<<<<
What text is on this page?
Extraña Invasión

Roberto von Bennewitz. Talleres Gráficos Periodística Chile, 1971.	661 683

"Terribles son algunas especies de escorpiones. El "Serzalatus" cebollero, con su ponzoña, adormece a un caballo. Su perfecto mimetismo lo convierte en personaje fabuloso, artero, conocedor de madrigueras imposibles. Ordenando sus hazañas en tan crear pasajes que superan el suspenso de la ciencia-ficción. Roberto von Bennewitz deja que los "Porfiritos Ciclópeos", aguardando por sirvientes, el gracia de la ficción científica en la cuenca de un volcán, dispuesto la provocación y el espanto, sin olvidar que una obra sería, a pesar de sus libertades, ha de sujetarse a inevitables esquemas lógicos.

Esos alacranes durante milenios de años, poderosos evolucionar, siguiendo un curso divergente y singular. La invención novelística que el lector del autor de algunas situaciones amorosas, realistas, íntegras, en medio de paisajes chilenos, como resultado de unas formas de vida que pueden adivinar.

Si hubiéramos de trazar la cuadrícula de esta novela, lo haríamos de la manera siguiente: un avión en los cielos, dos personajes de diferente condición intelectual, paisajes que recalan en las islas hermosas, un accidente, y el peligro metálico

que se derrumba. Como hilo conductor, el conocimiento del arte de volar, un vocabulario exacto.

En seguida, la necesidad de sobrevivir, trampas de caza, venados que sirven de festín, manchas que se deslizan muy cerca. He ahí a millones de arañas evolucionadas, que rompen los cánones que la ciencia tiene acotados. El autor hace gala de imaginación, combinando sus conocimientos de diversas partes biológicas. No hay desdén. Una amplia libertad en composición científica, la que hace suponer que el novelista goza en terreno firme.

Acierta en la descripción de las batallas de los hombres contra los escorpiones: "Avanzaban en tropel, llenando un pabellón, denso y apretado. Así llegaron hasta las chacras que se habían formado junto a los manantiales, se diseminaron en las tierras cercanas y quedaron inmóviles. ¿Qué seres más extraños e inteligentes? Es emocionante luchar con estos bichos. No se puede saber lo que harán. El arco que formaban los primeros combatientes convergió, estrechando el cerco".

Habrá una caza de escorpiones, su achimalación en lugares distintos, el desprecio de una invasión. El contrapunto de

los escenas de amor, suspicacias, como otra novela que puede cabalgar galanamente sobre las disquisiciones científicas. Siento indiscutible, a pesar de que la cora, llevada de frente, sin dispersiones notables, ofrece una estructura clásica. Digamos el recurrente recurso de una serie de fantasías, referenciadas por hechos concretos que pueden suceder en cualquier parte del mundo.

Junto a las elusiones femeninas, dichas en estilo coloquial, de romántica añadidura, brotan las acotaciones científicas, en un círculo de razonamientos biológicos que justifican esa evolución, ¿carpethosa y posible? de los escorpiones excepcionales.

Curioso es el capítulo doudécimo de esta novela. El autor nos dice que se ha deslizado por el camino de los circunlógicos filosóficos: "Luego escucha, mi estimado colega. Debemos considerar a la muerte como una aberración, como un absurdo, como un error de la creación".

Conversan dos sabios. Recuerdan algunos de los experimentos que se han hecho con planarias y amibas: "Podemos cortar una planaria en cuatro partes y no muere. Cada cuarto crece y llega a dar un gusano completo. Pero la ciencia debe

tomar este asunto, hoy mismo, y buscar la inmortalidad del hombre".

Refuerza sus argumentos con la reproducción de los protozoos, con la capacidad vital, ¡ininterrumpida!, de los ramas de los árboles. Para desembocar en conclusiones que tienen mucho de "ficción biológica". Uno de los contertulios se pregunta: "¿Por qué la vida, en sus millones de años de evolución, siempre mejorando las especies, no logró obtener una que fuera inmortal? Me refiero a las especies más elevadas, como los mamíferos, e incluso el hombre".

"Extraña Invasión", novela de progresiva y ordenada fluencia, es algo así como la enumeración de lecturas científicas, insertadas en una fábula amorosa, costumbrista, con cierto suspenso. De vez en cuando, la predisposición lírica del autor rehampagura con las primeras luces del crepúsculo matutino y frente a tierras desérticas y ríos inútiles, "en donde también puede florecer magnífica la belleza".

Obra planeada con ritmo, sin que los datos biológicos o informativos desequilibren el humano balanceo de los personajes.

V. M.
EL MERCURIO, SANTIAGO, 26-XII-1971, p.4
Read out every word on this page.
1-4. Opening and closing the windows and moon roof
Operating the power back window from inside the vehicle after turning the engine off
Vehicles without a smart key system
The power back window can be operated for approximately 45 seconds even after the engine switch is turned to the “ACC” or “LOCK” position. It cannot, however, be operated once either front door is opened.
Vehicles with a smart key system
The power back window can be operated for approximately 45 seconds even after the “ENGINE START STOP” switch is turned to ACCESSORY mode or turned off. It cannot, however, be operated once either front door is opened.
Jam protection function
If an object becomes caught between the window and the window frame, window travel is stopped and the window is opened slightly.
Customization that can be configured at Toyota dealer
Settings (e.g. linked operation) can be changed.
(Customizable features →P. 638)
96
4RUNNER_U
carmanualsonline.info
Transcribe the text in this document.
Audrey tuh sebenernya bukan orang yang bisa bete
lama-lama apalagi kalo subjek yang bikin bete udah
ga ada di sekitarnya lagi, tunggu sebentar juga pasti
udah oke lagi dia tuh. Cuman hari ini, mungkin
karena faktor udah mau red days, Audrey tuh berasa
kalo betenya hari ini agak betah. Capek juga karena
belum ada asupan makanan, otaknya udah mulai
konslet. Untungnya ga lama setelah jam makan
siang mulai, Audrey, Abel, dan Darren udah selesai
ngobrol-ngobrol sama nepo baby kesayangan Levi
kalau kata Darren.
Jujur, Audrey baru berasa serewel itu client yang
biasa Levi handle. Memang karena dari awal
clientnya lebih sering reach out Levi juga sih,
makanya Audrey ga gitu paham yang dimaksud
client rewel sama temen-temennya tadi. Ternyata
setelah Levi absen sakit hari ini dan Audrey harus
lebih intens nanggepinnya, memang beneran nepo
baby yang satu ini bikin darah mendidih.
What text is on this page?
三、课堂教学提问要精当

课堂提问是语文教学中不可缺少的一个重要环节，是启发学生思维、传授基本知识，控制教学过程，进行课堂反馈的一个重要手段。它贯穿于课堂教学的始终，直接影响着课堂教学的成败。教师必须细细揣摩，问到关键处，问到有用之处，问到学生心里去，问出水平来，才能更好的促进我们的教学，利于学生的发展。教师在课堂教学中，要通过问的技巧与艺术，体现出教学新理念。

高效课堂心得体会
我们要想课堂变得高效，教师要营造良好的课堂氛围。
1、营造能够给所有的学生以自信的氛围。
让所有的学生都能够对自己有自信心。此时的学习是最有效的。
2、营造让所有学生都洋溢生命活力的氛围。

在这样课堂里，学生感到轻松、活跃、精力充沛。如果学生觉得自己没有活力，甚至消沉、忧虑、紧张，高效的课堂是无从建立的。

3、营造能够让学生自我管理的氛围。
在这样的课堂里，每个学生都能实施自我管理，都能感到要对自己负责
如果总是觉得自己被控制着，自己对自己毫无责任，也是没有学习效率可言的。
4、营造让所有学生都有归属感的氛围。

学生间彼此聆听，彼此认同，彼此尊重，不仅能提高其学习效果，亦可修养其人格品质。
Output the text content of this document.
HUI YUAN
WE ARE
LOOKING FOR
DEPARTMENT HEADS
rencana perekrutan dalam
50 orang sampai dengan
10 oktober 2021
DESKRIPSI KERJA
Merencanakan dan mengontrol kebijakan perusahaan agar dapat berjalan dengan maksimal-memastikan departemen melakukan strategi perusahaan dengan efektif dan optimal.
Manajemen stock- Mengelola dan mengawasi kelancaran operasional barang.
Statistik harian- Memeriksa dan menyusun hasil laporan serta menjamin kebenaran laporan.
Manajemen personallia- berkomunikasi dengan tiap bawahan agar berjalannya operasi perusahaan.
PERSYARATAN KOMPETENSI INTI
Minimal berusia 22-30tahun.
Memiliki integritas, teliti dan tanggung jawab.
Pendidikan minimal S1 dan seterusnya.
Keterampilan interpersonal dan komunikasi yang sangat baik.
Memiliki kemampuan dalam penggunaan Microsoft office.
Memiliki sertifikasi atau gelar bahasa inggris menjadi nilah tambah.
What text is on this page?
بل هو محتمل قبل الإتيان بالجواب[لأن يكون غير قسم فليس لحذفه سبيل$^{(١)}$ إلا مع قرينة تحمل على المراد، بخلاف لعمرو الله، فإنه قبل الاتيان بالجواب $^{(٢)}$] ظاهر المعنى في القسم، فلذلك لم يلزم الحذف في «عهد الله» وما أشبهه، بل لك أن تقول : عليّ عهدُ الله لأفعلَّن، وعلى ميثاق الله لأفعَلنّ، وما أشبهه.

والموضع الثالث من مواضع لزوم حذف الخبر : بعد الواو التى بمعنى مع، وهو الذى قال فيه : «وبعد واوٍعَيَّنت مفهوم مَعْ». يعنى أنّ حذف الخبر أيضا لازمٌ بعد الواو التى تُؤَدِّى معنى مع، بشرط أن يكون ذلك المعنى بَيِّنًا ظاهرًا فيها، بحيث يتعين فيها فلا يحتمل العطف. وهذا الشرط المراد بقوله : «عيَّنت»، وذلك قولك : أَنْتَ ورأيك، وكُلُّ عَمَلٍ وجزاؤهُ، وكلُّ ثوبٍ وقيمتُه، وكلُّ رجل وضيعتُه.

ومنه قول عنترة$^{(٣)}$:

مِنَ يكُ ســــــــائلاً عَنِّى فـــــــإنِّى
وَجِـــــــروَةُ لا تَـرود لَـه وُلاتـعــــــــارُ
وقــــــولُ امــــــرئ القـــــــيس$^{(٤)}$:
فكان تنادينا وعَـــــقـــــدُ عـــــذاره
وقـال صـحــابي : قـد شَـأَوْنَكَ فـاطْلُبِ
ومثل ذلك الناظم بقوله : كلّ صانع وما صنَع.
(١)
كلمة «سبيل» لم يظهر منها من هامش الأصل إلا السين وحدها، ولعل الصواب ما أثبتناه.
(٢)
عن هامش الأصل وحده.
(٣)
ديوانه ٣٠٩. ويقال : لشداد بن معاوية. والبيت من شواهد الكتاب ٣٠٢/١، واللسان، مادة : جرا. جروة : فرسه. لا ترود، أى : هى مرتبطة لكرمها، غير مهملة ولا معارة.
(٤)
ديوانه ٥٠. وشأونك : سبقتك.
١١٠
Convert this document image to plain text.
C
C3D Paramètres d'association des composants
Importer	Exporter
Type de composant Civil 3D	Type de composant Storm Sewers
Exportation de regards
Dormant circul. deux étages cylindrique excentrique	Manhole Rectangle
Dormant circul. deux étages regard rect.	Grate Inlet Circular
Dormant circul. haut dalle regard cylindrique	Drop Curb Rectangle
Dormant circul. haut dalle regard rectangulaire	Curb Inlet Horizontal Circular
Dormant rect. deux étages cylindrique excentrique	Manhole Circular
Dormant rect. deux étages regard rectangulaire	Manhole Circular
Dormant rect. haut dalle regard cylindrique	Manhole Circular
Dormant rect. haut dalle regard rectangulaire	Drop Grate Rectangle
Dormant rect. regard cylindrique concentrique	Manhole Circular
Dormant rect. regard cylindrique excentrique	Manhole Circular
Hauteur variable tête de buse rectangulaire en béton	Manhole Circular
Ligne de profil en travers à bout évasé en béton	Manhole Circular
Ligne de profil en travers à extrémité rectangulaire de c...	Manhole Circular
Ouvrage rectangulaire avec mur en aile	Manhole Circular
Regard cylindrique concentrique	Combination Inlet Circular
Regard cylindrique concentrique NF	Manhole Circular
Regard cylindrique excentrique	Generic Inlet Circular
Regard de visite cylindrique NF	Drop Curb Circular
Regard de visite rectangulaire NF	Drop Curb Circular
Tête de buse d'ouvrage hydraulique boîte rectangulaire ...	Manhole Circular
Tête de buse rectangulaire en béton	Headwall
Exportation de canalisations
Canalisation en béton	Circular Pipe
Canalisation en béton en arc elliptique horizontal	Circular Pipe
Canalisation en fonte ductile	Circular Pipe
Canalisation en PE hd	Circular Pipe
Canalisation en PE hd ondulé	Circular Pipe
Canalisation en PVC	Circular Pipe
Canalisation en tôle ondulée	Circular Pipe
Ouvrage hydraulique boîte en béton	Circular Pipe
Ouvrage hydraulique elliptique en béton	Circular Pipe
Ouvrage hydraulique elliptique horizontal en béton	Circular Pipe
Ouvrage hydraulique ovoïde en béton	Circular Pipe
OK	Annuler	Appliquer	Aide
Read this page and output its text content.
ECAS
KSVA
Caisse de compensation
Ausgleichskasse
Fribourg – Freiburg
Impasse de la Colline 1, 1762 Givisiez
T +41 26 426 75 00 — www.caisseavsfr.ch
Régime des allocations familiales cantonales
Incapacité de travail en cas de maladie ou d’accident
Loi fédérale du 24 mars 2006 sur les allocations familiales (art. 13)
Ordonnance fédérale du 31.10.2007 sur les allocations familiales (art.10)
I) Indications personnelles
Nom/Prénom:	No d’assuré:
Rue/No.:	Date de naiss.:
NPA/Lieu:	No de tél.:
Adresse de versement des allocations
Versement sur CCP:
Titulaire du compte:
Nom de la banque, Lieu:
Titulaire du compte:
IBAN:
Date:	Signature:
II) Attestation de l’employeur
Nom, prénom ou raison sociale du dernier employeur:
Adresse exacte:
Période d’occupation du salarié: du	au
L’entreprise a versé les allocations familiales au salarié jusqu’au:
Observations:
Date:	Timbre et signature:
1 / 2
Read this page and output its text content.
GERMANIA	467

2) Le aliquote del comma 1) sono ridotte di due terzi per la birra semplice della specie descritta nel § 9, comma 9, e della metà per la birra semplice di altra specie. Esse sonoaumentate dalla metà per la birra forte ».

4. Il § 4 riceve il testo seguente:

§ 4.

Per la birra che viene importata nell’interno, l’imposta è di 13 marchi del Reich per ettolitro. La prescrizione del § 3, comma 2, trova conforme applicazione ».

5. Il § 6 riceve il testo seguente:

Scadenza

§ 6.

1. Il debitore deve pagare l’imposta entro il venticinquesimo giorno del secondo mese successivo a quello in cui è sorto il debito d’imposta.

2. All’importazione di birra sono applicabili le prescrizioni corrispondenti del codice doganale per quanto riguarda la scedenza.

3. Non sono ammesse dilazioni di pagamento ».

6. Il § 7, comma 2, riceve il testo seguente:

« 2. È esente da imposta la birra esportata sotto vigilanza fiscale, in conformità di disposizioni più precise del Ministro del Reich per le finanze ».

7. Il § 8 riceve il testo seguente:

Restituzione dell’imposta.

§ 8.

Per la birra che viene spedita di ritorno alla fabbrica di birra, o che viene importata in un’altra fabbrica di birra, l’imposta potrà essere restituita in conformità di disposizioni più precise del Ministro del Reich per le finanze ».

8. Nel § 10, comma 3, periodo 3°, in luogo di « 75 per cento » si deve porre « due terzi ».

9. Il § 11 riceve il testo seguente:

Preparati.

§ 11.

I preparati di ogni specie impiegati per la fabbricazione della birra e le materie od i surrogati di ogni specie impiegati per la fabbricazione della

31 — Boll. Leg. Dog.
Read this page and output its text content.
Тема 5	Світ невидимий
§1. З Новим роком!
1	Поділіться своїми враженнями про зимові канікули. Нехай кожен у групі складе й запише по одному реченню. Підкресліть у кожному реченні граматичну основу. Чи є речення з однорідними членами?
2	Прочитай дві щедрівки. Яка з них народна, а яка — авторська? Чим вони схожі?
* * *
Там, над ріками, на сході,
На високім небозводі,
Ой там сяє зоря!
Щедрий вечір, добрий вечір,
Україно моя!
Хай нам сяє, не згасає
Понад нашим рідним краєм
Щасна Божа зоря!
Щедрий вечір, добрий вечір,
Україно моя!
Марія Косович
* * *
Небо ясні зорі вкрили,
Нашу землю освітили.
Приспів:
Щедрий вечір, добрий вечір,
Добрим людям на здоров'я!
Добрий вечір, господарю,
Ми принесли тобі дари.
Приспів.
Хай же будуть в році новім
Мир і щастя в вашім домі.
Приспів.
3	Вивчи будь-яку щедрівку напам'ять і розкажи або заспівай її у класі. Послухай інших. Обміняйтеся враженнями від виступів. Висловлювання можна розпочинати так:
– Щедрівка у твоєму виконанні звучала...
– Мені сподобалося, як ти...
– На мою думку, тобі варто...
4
>>>>
Written task =
Reply with one number only: the count of lines in the entries that contain "Levi".

The solution =
4